*INSTRUCTIONS FOR THE TASK*: Return all of the entries exactly as written.

*DATA SUPPLIED*:
## START
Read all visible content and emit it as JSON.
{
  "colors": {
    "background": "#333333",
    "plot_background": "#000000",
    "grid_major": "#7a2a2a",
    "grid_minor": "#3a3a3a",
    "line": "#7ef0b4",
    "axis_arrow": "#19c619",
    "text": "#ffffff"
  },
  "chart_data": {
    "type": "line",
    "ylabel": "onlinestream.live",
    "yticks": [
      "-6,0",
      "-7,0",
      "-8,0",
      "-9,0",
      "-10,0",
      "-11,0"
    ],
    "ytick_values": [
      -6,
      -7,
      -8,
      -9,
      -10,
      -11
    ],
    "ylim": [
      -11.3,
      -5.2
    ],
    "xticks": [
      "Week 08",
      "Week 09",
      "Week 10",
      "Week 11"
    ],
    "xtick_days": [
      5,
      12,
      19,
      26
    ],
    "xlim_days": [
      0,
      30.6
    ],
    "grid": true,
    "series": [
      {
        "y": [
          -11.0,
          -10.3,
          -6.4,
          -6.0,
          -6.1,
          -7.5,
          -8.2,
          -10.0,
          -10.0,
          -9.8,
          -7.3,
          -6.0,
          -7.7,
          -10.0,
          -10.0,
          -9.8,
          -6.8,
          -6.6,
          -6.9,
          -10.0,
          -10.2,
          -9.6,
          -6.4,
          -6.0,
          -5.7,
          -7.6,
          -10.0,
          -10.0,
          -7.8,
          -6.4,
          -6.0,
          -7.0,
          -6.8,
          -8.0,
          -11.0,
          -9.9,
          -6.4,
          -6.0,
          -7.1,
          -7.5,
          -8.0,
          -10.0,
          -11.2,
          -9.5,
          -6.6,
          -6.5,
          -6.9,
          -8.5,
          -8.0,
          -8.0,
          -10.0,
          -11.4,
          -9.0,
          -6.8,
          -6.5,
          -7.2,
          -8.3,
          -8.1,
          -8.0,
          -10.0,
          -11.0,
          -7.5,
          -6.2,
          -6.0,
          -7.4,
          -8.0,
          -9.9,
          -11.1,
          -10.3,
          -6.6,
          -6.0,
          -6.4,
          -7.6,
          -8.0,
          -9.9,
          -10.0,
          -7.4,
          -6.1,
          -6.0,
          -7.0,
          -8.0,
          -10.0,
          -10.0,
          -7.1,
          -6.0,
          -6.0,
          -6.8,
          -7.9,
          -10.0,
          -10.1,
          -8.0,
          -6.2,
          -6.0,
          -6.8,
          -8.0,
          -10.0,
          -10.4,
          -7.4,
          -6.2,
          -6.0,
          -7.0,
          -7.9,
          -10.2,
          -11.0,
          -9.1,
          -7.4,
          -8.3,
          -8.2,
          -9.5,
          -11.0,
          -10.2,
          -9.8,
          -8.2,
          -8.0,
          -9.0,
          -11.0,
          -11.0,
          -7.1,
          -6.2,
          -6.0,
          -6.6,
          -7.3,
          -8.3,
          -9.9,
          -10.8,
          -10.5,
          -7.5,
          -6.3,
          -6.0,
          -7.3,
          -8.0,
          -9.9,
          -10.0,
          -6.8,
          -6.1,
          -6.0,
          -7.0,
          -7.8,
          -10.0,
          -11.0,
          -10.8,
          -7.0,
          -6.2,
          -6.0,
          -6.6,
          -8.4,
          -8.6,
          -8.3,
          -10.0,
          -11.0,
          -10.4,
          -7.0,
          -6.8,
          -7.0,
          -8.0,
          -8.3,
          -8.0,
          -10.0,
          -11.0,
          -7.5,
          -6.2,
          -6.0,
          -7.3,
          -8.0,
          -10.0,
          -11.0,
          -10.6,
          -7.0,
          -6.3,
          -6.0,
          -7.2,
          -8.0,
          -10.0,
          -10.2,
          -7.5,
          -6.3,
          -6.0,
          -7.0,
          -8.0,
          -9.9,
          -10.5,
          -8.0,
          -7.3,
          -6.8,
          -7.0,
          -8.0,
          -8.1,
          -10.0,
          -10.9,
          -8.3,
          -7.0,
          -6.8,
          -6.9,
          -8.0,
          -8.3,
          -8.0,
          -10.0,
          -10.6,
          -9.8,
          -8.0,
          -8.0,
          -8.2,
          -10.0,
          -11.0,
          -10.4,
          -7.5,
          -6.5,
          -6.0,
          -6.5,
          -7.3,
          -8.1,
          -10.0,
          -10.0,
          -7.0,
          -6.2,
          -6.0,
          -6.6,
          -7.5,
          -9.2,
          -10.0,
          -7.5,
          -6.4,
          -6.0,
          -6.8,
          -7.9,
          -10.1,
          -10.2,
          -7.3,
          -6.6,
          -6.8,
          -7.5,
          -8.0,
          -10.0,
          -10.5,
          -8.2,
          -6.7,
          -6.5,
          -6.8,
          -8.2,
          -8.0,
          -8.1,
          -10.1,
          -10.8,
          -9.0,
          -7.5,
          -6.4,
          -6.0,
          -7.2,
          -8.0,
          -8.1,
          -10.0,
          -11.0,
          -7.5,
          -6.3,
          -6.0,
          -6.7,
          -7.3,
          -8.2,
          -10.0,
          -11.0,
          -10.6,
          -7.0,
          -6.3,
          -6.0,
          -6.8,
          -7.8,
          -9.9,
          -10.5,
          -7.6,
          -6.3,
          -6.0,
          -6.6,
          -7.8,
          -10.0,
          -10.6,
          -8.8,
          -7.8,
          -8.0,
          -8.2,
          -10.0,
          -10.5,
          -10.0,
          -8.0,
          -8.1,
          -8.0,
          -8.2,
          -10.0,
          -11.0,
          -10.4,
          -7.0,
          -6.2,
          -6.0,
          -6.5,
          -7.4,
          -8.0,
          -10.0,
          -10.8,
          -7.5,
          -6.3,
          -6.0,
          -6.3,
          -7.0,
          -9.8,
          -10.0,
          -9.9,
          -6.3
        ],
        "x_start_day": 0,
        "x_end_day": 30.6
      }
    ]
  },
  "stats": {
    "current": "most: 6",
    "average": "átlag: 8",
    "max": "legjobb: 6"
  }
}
## END
*EXPECTED OUTPUT*:
Read all visible content and emit it as JSON.
{
  "colors": {
    "background": "#333333",
    "plot_background": "#000000",
    "grid_major": "#7a2a2a",
    "grid_minor": "#3a3a3a",
    "line": "#7ef0b4",
    "axis_arrow": "#19c619",
    "text": "#ffffff"
  },
  "chart_data": {
    "type": "line",
    "ylabel": "onlinestream.live",
    "yticks": [
      "-6,0",
      "-7,0",
      "-8,0",
      "-9,0",
      "-10,0",
      "-11,0"
    ],
    "ytick_values": [
      -6,
      -7,
      -8,
      -9,
      -10,
      -11
    ],
    "ylim": [
      -11.3,
      -5.2
    ],
    "xticks": [
      "Week 08",
      "Week 09",
      "Week 10",
      "Week 11"
    ],
    "xtick_days": [
      5,
      12,
      19,
      26
    ],
    "xlim_days": [
      0,
      30.6
    ],
    "grid": true,
    "series": [
      {
        "y": [
          -11.0,
          -10.3,
          -6.4,
          -6.0,
          -6.1,
          -7.5,
          -8.2,
          -10.0,
          -10.0,
          -9.8,
          -7.3,
          -6.0,
          -7.7,
          -10.0,
          -10.0,
          -9.8,
          -6.8,
          -6.6,
          -6.9,
          -10.0,
          -10.2,
          -9.6,
          -6.4,
          -6.0,
          -5.7,
          -7.6,
          -10.0,
          -10.0,
          -7.8,
          -6.4,
          -6.0,
          -7.0,
          -6.8,
          -8.0,
          -11.0,
          -9.9,
          -6.4,
          -6.0,
          -7.1,
          -7.5,
          -8.0,
          -10.0,
          -11.2,
          -9.5,
          -6.6,
          -6.5,
          -6.9,
          -8.5,
          -8.0,
          -8.0,
          -10.0,
          -11.4,
          -9.0,
          -6.8,
          -6.5,
          -7.2,
          -8.3,
          -8.1,
          -8.0,
          -10.0,
          -11.0,
          -7.5,
          -6.2,
          -6.0,
          -7.4,
          -8.0,
          -9.9,
          -11.1,
          -10.3,
          -6.6,
          -6.0,
          -6.4,
          -7.6,
          -8.0,
          -9.9,
          -10.0,
          -7.4,
          -6.1,
          -6.0,
          -7.0,
          -8.0,
          -10.0,
          -10.0,
          -7.1,
          -6.0,
          -6.0,
          -6.8,
          -7.9,
          -10.0,
          -10.1,
          -8.0,
          -6.2,
          -6.0,
          -6.8,
          -8.0,
          -10.0,
          -10.4,
          -7.4,
          -6.2,
          -6.0,
          -7.0,
          -7.9,
          -10.2,
          -11.0,
          -9.1,
          -7.4,
          -8.3,
          -8.2,
          -9.5,
          -11.0,
          -10.2,
          -9.8,
          -8.2,
          -8.0,
          -9.0,
          -11.0,
          -11.0,
          -7.1,
          -6.2,
          -6.0,
          -6.6,
          -7.3,
          -8.3,
          -9.9,
          -10.8,
          -10.5,
          -7.5,
          -6.3,
          -6.0,
          -7.3,
          -8.0,
          -9.9,
          -10.0,
          -6.8,
          -6.1,
          -6.0,
          -7.0,
          -7.8,
          -10.0,
          -11.0,
          -10.8,
          -7.0,
          -6.2,
          -6.0,
          -6.6,
          -8.4,
          -8.6,
          -8.3,
          -10.0,
          -11.0,
          -10.4,
          -7.0,
          -6.8,
          -7.0,
          -8.0,
          -8.3,
          -8.0,
          -10.0,
          -11.0,
          -7.5,
          -6.2,
          -6.0,
          -7.3,
          -8.0,
          -10.0,
          -11.0,
          -10.6,
          -7.0,
          -6.3,
          -6.0,
          -7.2,
          -8.0,
          -10.0,
          -10.2,
          -7.5,
          -6.3,
          -6.0,
          -7.0,
          -8.0,
          -9.9,
          -10.5,
          -8.0,
          -7.3,
          -6.8,
          -7.0,
          -8.0,
          -8.1,
          -10.0,
          -10.9,
          -8.3,
          -7.0,
          -6.8,
          -6.9,
          -8.0,
          -8.3,
          -8.0,
          -10.0,
          -10.6,
          -9.8,
          -8.0,
          -8.0,
          -8.2,
          -10.0,
          -11.0,
          -10.4,
          -7.5,
          -6.5,
          -6.0,
          -6.5,
          -7.3,
          -8.1,
          -10.0,
          -10.0,
          -7.0,
          -6.2,
          -6.0,
          -6.6,
          -7.5,
          -9.2,
          -10.0,
          -7.5,
          -6.4,
          -6.0,
          -6.8,
          -7.9,
          -10.1,
          -10.2,
          -7.3,
          -6.6,
          -6.8,
          -7.5,
          -8.0,
          -10.0,
          -10.5,
          -8.2,
          -6.7,
          -6.5,
          -6.8,
          -8.2,
          -8.0,
          -8.1,
          -10.1,
          -10.8,
          -9.0,
          -7.5,
          -6.4,
          -6.0,
          -7.2,
          -8.0,
          -8.1,
          -10.0,
          -11.0,
          -7.5,
          -6.3,
          -6.0,
          -6.7,
          -7.3,
          -8.2,
          -10.0,
          -11.0,
          -10.6,
          -7.0,
          -6.3,
          -6.0,
          -6.8,
          -7.8,
          -9.9,
          -10.5,
          -7.6,
          -6.3,
          -6.0,
          -6.6,
          -7.8,
          -10.0,
          -10.6,
          -8.8,
          -7.8,
          -8.0,
          -8.2,
          -10.0,
          -10.5,
          -10.0,
          -8.0,
          -8.1,
          -8.0,
          -8.2,
          -10.0,
          -11.0,
          -10.4,
          -7.0,
          -6.2,
          -6.0,
          -6.5,
          -7.4,
          -8.0,
          -10.0,
          -10.8,
          -7.5,
          -6.3,
          -6.0,
          -6.3,
          -7.0,
          -9.8,
          -10.0,
          -9.9,
          -6.3
        ],
        "x_start_day": 0,
        "x_end_day": 30.6
      }
    ]
  },
  "stats": {
    "current": "most: 6",
    "average": "átlag: 8",
    "max": "legjobb: 6"
  }
}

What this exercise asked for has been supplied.